▶ INSTRUCTIONS FOR THE TASK: Examine the records and identify each line that includes the string "page". Copy those lines.

▶ DATA FOR THIS TASK:
>>>
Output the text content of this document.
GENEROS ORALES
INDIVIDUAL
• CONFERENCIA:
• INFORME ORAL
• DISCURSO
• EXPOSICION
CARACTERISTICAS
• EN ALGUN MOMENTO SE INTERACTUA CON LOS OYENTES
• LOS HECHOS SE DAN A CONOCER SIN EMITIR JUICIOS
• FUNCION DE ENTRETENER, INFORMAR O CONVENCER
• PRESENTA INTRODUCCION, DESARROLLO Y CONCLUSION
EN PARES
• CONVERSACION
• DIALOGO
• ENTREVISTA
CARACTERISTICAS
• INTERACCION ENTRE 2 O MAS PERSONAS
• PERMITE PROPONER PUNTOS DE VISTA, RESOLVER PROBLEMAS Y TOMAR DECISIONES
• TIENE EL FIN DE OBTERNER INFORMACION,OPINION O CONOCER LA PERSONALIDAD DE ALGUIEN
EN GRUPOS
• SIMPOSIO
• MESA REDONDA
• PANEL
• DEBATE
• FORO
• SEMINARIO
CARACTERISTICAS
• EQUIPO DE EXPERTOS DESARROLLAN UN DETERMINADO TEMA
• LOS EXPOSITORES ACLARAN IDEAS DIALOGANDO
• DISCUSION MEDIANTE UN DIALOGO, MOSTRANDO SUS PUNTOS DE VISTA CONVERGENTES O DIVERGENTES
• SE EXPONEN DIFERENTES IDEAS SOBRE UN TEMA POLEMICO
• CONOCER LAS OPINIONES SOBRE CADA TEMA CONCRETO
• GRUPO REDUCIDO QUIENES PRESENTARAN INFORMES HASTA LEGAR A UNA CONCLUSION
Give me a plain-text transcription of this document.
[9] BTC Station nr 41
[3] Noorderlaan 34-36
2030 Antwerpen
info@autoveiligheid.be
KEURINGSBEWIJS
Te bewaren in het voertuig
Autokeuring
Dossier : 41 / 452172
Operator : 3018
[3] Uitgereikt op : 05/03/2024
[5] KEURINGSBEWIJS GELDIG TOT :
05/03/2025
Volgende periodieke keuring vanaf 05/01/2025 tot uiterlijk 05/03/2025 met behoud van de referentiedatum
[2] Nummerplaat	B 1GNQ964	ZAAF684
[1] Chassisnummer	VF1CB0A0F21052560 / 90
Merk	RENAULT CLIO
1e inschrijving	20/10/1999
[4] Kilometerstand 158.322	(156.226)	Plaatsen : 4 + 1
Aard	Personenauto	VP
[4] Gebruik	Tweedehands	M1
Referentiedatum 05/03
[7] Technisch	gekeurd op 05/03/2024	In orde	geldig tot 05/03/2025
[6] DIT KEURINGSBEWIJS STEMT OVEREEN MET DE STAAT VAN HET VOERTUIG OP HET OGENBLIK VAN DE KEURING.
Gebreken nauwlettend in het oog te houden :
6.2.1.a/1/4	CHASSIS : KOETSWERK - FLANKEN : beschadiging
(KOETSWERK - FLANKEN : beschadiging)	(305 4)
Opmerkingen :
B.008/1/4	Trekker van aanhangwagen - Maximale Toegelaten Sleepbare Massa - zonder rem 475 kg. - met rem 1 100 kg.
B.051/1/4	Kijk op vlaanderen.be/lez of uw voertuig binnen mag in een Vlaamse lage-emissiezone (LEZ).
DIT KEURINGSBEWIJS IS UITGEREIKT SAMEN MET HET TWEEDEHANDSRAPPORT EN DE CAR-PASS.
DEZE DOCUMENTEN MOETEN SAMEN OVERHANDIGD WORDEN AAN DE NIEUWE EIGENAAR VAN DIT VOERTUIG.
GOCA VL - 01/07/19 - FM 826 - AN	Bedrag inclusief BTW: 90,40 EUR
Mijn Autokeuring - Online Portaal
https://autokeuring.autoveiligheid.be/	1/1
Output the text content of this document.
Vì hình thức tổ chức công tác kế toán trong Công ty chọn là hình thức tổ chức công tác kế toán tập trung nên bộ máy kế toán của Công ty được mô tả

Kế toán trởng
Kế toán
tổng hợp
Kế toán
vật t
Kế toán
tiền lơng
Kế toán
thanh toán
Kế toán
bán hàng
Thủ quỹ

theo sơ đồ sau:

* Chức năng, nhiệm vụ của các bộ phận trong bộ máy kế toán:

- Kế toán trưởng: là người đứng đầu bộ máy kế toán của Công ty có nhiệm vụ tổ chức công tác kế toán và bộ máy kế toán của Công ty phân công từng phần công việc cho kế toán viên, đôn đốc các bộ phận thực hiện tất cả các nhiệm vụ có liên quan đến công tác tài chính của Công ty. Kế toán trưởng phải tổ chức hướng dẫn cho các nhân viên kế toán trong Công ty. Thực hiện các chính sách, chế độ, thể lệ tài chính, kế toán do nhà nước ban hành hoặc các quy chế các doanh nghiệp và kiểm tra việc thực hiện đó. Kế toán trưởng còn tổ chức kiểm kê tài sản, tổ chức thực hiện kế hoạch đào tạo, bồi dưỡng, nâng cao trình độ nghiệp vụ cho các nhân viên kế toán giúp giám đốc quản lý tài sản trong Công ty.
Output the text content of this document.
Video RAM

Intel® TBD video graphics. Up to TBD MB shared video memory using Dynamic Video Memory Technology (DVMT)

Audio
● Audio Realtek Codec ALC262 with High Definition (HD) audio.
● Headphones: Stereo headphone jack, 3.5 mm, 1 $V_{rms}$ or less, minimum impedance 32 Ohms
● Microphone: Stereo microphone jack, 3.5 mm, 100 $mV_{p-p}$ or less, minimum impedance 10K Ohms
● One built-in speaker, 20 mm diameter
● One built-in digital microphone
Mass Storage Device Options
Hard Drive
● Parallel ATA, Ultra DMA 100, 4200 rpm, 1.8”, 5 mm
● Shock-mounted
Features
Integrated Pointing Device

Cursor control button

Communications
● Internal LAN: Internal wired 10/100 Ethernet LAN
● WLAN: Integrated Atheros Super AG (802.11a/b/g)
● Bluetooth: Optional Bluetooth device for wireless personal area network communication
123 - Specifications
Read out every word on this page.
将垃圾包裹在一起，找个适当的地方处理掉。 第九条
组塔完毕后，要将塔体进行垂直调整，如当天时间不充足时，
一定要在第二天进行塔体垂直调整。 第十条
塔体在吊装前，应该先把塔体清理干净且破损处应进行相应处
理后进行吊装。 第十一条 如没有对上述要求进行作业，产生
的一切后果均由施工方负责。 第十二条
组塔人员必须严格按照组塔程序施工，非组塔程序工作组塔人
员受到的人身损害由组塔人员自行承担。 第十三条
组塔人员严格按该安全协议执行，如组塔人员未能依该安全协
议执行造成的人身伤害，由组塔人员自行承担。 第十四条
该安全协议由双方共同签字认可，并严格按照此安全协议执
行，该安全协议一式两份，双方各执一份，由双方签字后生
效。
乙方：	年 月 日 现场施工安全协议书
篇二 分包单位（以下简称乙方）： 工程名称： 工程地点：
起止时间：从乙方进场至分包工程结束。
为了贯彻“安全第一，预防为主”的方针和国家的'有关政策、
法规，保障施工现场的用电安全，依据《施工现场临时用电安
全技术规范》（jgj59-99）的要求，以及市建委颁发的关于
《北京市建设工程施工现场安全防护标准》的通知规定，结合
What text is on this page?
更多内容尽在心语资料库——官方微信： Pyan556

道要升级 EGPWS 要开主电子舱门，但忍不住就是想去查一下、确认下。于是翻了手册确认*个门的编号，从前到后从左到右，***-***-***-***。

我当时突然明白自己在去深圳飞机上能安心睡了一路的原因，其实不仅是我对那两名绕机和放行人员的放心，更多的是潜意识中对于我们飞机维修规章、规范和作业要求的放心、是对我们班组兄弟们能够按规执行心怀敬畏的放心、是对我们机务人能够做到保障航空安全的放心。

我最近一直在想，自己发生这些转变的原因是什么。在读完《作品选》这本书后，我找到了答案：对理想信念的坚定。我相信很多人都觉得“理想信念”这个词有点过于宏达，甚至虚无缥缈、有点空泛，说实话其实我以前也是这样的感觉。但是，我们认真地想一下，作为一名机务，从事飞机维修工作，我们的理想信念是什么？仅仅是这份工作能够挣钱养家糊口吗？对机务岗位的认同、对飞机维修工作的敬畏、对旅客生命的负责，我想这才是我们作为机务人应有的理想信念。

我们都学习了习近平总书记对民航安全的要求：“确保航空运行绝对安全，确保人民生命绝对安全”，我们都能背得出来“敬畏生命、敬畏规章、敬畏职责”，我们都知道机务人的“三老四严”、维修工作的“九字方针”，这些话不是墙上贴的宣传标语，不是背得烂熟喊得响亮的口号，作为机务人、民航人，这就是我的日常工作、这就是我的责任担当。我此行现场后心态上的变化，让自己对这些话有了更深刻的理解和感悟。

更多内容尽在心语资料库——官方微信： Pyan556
<<<
▶ SOLUTION BELOW:
Read out every word on this page.
What text is on this page?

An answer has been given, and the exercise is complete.